_OBJECTIVE:_
Report back each line of the records that contains the string "days".

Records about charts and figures
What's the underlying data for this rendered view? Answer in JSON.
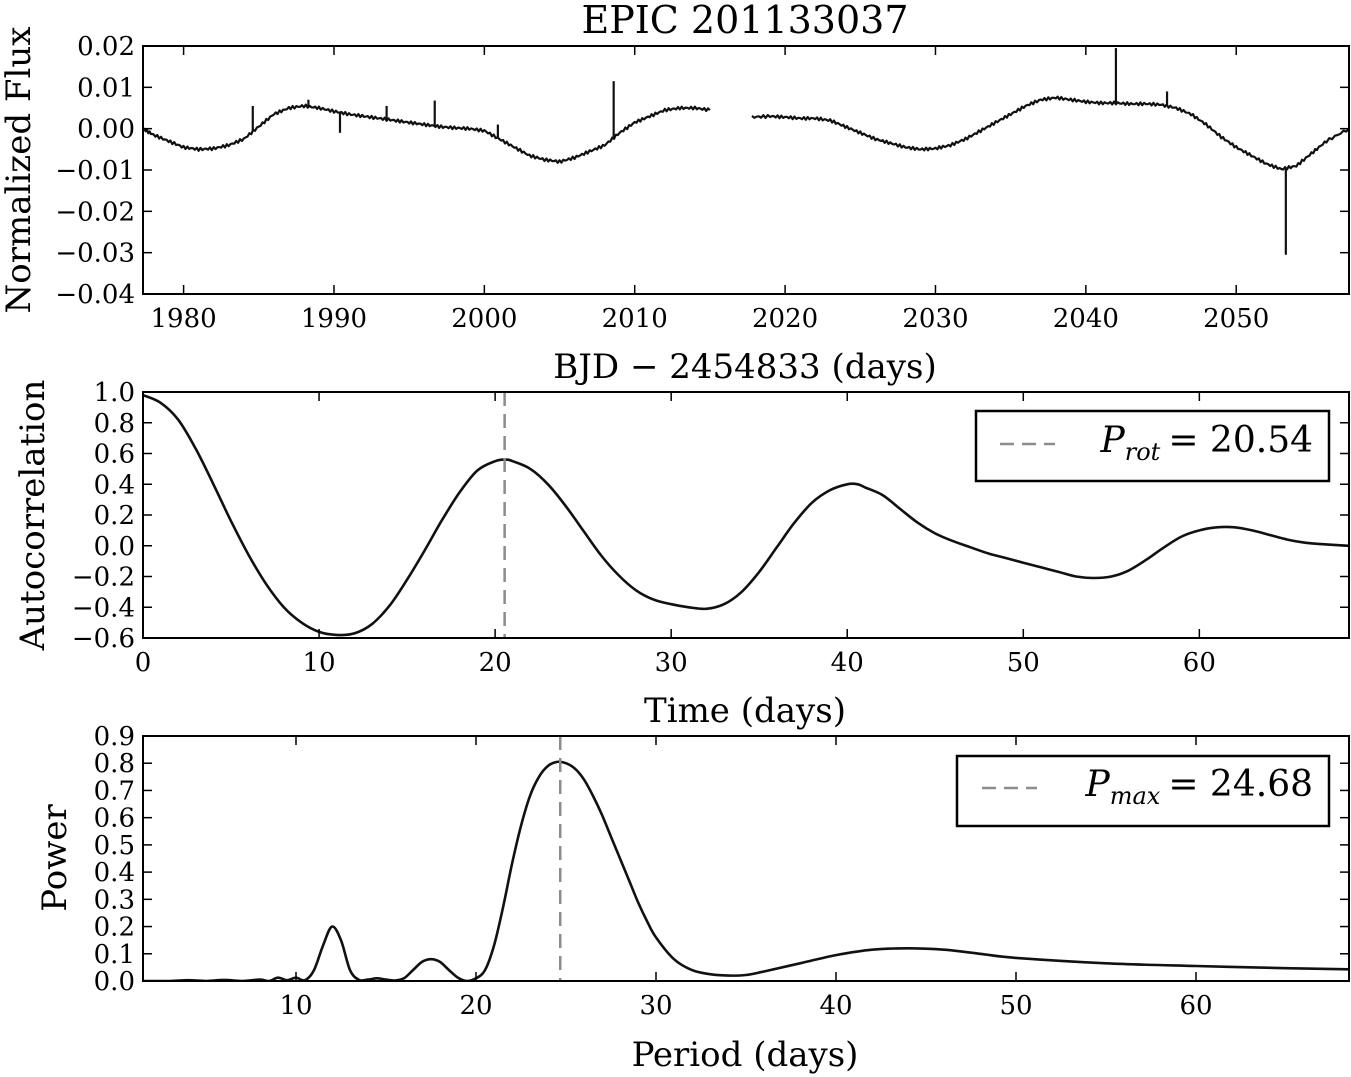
{
  "chart_data": [
    {
      "type": "line",
      "title": "EPIC 201133037",
      "xlabel": "BJD − 2454833 (days)",
      "ylabel": "Normalized Flux",
      "xlim": [
        1977.3,
        2057.5
      ],
      "ylim": [
        -0.04,
        0.02
      ],
      "xticks": [
        1980,
        1990,
        2000,
        2010,
        2020,
        2030,
        2040,
        2050
      ],
      "xtick_labels": [
        "1980",
        "1990",
        "2000",
        "2010",
        "2020",
        "2030",
        "2040",
        "2050"
      ],
      "yticks": [
        0.02,
        0.01,
        0.0,
        -0.01,
        -0.02,
        -0.03,
        -0.04
      ],
      "ytick_labels": [
        "0.02",
        "0.01",
        "0.00",
        "−0.01",
        "−0.02",
        "−0.03",
        "−0.04"
      ],
      "grid": false,
      "segments": [
        {
          "x": [
            1977.3,
            1978,
            1979,
            1980,
            1981,
            1982,
            1983,
            1984,
            1985,
            1986,
            1987,
            1988,
            1989,
            1990,
            1991,
            1992,
            1993,
            1994,
            1995,
            1996,
            1997,
            1998,
            1999,
            2000,
            2001,
            2002,
            2003,
            2004,
            2005,
            2006,
            2007,
            2008,
            2009,
            2010,
            2011,
            2012,
            2013,
            2014,
            2015
          ],
          "y": [
            0.0,
            -0.0015,
            -0.003,
            -0.0045,
            -0.005,
            -0.0048,
            -0.004,
            -0.0025,
            0.0005,
            0.0035,
            0.005,
            0.0055,
            0.005,
            0.0042,
            0.0035,
            0.003,
            0.0025,
            0.002,
            0.0015,
            0.001,
            0.0005,
            0.0002,
            0.0,
            -0.0005,
            -0.0025,
            -0.0045,
            -0.0065,
            -0.0075,
            -0.008,
            -0.007,
            -0.0055,
            -0.004,
            -0.001,
            0.0015,
            0.003,
            0.0045,
            0.005,
            0.005,
            0.0045
          ]
        },
        {
          "x": [
            2017.8,
            2019,
            2020,
            2021,
            2022,
            2023,
            2024,
            2025,
            2026,
            2027,
            2028,
            2029,
            2030,
            2031,
            2032,
            2033,
            2034,
            2035,
            2036,
            2037,
            2038,
            2039,
            2040,
            2041,
            2042,
            2043,
            2044,
            2045,
            2046,
            2047,
            2048,
            2049,
            2050,
            2051,
            2052,
            2053,
            2054,
            2055,
            2056,
            2057.5
          ],
          "y": [
            0.0028,
            0.003,
            0.0028,
            0.0025,
            0.0025,
            0.002,
            0.0005,
            -0.001,
            -0.0025,
            -0.0035,
            -0.0045,
            -0.005,
            -0.0048,
            -0.004,
            -0.0025,
            -0.0005,
            0.0015,
            0.0035,
            0.0055,
            0.007,
            0.0075,
            0.007,
            0.0065,
            0.0062,
            0.0062,
            0.006,
            0.006,
            0.0058,
            0.005,
            0.0035,
            0.001,
            -0.002,
            -0.0045,
            -0.0065,
            -0.0085,
            -0.0098,
            -0.009,
            -0.006,
            -0.003,
            0.0
          ]
        }
      ],
      "spikes": [
        {
          "x": 1984.6,
          "y": 0.0055
        },
        {
          "x": 1988.3,
          "y": 0.007
        },
        {
          "x": 1990.4,
          "y": -0.001
        },
        {
          "x": 1993.5,
          "y": 0.0055
        },
        {
          "x": 1996.7,
          "y": 0.0068
        },
        {
          "x": 2000.9,
          "y": 0.001
        },
        {
          "x": 2008.6,
          "y": 0.0115
        },
        {
          "x": 2042.0,
          "y": 0.0195
        },
        {
          "x": 2045.4,
          "y": 0.009
        },
        {
          "x": 2053.3,
          "y": -0.0305
        }
      ]
    },
    {
      "type": "line",
      "xlabel": "Time (days)",
      "ylabel": "Autocorrelation",
      "xlim": [
        0,
        68.5
      ],
      "ylim": [
        -0.6,
        1.0
      ],
      "xticks": [
        0,
        10,
        20,
        30,
        40,
        50,
        60
      ],
      "xtick_labels": [
        "0",
        "10",
        "20",
        "30",
        "40",
        "50",
        "60"
      ],
      "yticks": [
        1.0,
        0.8,
        0.6,
        0.4,
        0.2,
        0.0,
        -0.2,
        -0.4,
        -0.6
      ],
      "ytick_labels": [
        "1.0",
        "0.8",
        "0.6",
        "0.4",
        "0.2",
        "0.0",
        "−0.2",
        "−0.4",
        "−0.6"
      ],
      "grid": false,
      "legend_placement": "top-right",
      "legend": {
        "symbol": "P",
        "subscript": "rot",
        "value_text": "= 20.54"
      },
      "marker_x": 20.54,
      "x": [
        0,
        1,
        2,
        3,
        4,
        5,
        6,
        7,
        8,
        9,
        10,
        11,
        12,
        13,
        14,
        15,
        16,
        17,
        18,
        19,
        20,
        20.6,
        21,
        22,
        23,
        24,
        25,
        26,
        27,
        28,
        29,
        30,
        31,
        32,
        33,
        34,
        35,
        36,
        37,
        38,
        39,
        40,
        40.6,
        41,
        42,
        43,
        44,
        45,
        46,
        47,
        48,
        49,
        50,
        51,
        52,
        53,
        54,
        55,
        56,
        57,
        58,
        59,
        60,
        61,
        62,
        63,
        64,
        65,
        66,
        67,
        68.5
      ],
      "y": [
        0.98,
        0.93,
        0.82,
        0.63,
        0.4,
        0.16,
        -0.06,
        -0.25,
        -0.4,
        -0.5,
        -0.56,
        -0.58,
        -0.57,
        -0.51,
        -0.39,
        -0.22,
        -0.03,
        0.17,
        0.35,
        0.49,
        0.55,
        0.56,
        0.55,
        0.5,
        0.4,
        0.26,
        0.1,
        -0.06,
        -0.19,
        -0.29,
        -0.35,
        -0.38,
        -0.4,
        -0.41,
        -0.38,
        -0.3,
        -0.17,
        -0.01,
        0.15,
        0.28,
        0.36,
        0.4,
        0.4,
        0.38,
        0.33,
        0.24,
        0.15,
        0.08,
        0.03,
        -0.01,
        -0.05,
        -0.08,
        -0.11,
        -0.14,
        -0.17,
        -0.2,
        -0.21,
        -0.2,
        -0.16,
        -0.09,
        -0.01,
        0.06,
        0.1,
        0.12,
        0.12,
        0.1,
        0.07,
        0.04,
        0.02,
        0.01,
        0.0
      ]
    },
    {
      "type": "line",
      "xlabel": "Period (days)",
      "ylabel": "Power",
      "xlim": [
        1.5,
        68.5
      ],
      "ylim": [
        0.0,
        0.9
      ],
      "xticks": [
        10,
        20,
        30,
        40,
        50,
        60
      ],
      "xtick_labels": [
        "10",
        "20",
        "30",
        "40",
        "50",
        "60"
      ],
      "yticks": [
        0.9,
        0.8,
        0.7,
        0.6,
        0.5,
        0.4,
        0.3,
        0.2,
        0.1,
        0.0
      ],
      "ytick_labels": [
        "0.9",
        "0.8",
        "0.7",
        "0.6",
        "0.5",
        "0.4",
        "0.3",
        "0.2",
        "0.1",
        "0.0"
      ],
      "grid": false,
      "legend_placement": "top-right",
      "legend": {
        "symbol": "P",
        "subscript": "max",
        "value_text": "= 24.68"
      },
      "marker_x": 24.68,
      "x": [
        1.5,
        3,
        4,
        5,
        6,
        7,
        8,
        8.5,
        9,
        9.5,
        10,
        10.5,
        11,
        11.5,
        12,
        12.5,
        13,
        13.5,
        14,
        14.5,
        15,
        15.5,
        16,
        16.5,
        17,
        17.5,
        18,
        18.5,
        19,
        19.5,
        20,
        20.5,
        21,
        21.5,
        22,
        22.5,
        23,
        23.5,
        24,
        24.5,
        25,
        25.5,
        26,
        26.5,
        27,
        27.5,
        28,
        28.5,
        29,
        29.5,
        30,
        31,
        32,
        33,
        34,
        35,
        36,
        38,
        40,
        42,
        44,
        46,
        48,
        50,
        55,
        60,
        65,
        68.5
      ],
      "y": [
        0.0,
        0.0,
        0.003,
        0.0,
        0.004,
        0.0,
        0.005,
        0.0,
        0.012,
        0.003,
        0.012,
        0.003,
        0.04,
        0.13,
        0.2,
        0.15,
        0.04,
        0.004,
        0.005,
        0.01,
        0.005,
        0.002,
        0.01,
        0.04,
        0.07,
        0.08,
        0.07,
        0.04,
        0.012,
        0.0,
        0.01,
        0.04,
        0.13,
        0.27,
        0.43,
        0.57,
        0.68,
        0.75,
        0.79,
        0.805,
        0.8,
        0.78,
        0.74,
        0.68,
        0.61,
        0.53,
        0.45,
        0.37,
        0.29,
        0.22,
        0.16,
        0.08,
        0.04,
        0.025,
        0.02,
        0.022,
        0.035,
        0.065,
        0.095,
        0.115,
        0.12,
        0.115,
        0.1,
        0.085,
        0.065,
        0.055,
        0.047,
        0.043
      ]
    }
  ]
}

_PROBLEM SOLUTION:_
      "xlabel": "BJD − 2454833 (days)",
      "xlabel": "Time (days)",
      "xlabel": "Period (days)",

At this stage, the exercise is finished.